§ Что сделать:
**1.** Проверьте по отрывку о похоронах Скопина, верны ли утверждения: (а) Якоба Делагарди сразу впустили в церковь; (б) подходящий каменный гроб нашли в Чудовом монастыре; (в) москвичи открыто обвинили в смерти полководца княгиню Екатерину Григорьевну. На каждое ответьте «да» или «нет» и приведите точную цитату из отрывка, которая это решает.
**2.** Продолжите отрывок о похоронах Скопина с того места, где он обрывается.

§ Исходный отрывок:
□ □ □ □ □ □ □
По указанию родственников тело Михаила Васильевича перенесли в близлежащий храм и установили на специальном помосте, чтобы желающие могли с ним проститься. Одним из первых пришел Якоб Делагарди. Его как иноверца сначала не хотели пускать в православную церковь. Но он грубо всех растолкал и воскликнул: «Как вы можете не разрешить мне увидеть господина моего, государя и кормильца? Ведь я увижу его в последний раз!»
Через некоторое время проститься с полководцем пришел царь Василий с братьями и патриарх Гермоген с представителями высшего духовенства. Все со слезами на глазах смотрели на молодого богатыря, который так много сделал для своего Отечества и который еще мог бы совершить новые подвиги, но был убит завистниками. В этом почти никто из москвичей не сомневался, но открыто обвинять княгиню Екатерину Григорьевну никто не осмелился.
После отпевания возникла проблема с гробом. Скопин отличался могучим телосложением и высоким ростом. Даже подходящую колоду не могли для него найти. Пришлось искать старинный каменный гроб в монастырских подвалах. Подходящий был обнаружен в Чудовом монастыре. Там же решили до лета захоронить князя, поскольку пока не было возможности перевезти его в родовую усыпальницу в суздальский Спасо-Евфимиев монастырь. Однако когда москвичи узнали о планах родственников по захоронению Скопина, они стали требовать, чтобы гроб прославленного полководца был установлен в царской усыпальнице – в Архангельском соборе.
□ □ □ □ □ □ □
(Записи из набора данных)

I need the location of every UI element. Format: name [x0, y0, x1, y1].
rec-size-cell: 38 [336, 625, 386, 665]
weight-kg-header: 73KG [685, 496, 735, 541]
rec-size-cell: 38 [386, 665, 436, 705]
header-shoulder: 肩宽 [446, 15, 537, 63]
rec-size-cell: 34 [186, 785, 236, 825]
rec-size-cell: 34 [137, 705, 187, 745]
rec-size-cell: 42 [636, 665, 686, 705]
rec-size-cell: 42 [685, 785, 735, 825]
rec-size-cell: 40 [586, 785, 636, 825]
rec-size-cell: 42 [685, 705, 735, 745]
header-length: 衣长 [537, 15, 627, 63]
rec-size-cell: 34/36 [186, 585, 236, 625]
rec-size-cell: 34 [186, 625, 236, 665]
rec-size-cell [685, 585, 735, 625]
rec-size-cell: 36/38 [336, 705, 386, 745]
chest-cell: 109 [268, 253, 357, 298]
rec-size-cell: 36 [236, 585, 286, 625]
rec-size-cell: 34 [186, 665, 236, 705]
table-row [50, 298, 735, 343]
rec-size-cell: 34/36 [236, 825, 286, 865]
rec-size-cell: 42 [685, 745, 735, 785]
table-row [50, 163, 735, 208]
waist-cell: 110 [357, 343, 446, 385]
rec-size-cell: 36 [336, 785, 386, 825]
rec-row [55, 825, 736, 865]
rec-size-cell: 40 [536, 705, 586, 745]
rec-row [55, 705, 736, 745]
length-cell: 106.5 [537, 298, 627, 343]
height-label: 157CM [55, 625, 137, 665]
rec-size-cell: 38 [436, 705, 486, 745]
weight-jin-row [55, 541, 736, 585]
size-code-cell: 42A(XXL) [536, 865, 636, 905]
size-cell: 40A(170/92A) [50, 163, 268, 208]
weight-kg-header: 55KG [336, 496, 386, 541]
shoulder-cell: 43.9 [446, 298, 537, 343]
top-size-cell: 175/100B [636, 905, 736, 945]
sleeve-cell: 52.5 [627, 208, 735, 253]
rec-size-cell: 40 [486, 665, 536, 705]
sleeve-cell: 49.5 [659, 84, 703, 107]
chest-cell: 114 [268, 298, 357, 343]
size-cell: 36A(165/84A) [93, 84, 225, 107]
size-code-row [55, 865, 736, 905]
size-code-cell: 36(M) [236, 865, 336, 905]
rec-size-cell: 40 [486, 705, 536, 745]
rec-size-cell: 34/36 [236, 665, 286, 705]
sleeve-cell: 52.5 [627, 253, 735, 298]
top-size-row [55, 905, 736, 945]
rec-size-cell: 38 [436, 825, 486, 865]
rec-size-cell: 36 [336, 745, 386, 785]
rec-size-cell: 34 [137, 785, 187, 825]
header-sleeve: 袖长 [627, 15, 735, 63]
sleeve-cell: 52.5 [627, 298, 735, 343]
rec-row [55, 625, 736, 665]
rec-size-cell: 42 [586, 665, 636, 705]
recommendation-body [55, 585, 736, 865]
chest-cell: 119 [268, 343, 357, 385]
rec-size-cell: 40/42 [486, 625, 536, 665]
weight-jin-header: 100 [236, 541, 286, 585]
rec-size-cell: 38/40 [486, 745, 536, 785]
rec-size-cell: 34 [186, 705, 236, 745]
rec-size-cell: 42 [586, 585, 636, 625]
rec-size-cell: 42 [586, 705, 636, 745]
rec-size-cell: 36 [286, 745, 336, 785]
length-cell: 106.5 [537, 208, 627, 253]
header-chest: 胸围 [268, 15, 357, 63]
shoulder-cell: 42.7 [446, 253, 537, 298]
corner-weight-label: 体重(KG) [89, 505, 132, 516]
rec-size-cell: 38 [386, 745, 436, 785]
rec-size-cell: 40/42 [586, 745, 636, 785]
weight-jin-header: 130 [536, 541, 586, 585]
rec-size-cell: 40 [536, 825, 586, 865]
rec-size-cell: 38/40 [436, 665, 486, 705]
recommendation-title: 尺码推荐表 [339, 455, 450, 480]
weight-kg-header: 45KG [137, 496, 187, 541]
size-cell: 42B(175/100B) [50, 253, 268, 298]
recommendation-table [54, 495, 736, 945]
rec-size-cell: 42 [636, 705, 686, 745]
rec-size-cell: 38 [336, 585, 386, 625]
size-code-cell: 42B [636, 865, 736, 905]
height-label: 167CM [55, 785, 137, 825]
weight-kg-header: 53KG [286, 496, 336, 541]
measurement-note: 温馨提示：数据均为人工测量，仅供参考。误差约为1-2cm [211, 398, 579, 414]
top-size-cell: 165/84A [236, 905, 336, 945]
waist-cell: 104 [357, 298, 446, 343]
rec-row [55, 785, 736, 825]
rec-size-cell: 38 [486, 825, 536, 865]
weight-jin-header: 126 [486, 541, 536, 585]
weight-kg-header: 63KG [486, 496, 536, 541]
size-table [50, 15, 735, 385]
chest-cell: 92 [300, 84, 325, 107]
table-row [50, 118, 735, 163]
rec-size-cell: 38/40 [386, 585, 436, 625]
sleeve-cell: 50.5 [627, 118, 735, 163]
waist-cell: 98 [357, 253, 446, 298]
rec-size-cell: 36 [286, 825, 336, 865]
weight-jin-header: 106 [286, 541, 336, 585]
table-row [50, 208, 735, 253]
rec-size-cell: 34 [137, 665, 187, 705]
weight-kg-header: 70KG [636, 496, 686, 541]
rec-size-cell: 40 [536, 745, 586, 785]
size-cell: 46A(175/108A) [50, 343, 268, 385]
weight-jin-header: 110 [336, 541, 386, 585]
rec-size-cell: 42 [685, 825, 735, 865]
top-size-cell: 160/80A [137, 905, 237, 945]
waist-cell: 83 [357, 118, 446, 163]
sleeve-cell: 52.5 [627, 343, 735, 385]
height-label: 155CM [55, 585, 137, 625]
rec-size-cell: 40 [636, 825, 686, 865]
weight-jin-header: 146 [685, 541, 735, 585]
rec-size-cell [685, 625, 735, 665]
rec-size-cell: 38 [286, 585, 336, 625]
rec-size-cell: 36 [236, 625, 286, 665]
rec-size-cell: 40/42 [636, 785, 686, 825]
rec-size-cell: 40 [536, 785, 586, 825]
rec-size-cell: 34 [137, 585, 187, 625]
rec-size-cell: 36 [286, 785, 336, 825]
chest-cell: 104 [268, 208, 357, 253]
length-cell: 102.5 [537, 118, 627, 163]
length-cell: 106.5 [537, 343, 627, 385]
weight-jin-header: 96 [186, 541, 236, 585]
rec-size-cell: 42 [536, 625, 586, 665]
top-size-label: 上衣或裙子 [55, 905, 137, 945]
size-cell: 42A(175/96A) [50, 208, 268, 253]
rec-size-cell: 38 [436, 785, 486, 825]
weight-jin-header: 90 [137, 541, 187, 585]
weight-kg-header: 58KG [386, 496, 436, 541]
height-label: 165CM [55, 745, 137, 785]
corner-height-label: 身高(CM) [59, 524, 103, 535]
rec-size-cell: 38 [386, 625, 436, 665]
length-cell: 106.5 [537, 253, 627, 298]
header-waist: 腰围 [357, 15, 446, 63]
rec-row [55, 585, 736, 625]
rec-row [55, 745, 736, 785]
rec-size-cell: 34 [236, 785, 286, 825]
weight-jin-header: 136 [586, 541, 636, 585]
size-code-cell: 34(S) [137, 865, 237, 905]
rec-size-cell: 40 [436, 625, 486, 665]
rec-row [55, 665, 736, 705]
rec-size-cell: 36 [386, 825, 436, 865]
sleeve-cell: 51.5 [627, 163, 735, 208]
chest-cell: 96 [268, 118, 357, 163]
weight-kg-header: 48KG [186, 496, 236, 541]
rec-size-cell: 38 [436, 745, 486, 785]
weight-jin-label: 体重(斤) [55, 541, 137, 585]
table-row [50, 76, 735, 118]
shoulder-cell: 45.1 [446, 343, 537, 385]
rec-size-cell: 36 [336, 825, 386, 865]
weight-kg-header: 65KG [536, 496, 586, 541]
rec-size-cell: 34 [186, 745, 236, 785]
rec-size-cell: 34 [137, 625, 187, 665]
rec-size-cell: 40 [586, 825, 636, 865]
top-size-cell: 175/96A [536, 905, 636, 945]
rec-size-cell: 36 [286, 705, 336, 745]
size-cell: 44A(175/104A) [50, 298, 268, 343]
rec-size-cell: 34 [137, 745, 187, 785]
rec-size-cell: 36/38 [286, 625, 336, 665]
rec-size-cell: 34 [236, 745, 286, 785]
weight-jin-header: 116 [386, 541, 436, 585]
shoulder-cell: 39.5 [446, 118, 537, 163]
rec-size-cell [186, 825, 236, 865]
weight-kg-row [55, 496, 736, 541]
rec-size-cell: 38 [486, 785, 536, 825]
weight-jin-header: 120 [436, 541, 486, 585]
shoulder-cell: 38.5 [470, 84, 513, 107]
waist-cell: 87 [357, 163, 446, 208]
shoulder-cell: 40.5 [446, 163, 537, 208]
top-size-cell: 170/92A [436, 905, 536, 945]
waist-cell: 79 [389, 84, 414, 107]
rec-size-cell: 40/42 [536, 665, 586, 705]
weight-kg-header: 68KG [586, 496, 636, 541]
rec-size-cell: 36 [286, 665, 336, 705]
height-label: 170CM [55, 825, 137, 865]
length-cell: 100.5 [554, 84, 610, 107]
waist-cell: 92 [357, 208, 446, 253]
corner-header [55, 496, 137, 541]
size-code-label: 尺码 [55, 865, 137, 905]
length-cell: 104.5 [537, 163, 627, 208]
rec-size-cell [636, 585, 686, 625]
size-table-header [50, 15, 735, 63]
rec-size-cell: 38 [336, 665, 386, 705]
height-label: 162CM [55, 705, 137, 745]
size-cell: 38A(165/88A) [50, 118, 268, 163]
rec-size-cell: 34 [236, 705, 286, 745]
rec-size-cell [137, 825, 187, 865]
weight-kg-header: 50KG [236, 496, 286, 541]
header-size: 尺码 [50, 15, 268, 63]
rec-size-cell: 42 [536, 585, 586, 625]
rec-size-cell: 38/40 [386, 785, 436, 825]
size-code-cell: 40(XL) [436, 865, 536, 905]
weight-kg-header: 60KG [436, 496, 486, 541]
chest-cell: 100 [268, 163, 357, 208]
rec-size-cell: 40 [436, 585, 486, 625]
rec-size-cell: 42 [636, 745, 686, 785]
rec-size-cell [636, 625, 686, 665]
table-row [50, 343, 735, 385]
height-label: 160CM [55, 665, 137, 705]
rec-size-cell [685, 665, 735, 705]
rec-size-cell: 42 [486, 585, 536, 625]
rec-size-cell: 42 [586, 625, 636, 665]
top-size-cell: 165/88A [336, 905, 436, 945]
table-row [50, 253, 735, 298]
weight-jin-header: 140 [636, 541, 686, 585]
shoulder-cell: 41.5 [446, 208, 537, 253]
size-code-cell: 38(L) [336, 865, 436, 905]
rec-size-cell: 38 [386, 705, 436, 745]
□ □ □ □ □ □ □
§ Ответы по заданиям:
**1.**
(а) Нет: «Его как иноверца сначала не хотели пускать в православную церковь».
(б) Да: «Подходящий был обнаружен в Чудовом монастыре».
(в) Нет: «но открыто обвинять княгиню Екатерину Григорьевну никто не осмелился».

**2.**
Царь Василий возражать не стал. Мертвый Скопин никакой опасности для него не представлял. Поэтому он даже согласился, чтобы на похоронах тому оказали настоящие царские почести. В итоге отпевание Михаила Васильевича состоялось по царскому чину в Архангельском соборе в присутствии патриарха и высшего духовенства, царя, бояр и «великого множества» москвичей. Многие плакали и скорбели не только из-за гибели всенародно любимого полководца-освободителя, но и из-за предчувствия новых бед и страданий. Ведь в Калуге продолжал строить планы по захвату Москвы Лжедмитрий II, под Смоленском стоял польский король, у которого были свои виды на царский престол.
У В.И. Шуйского становилось все меньше и меньше сторонников. Многие его ненавидели и хотели свергнуть.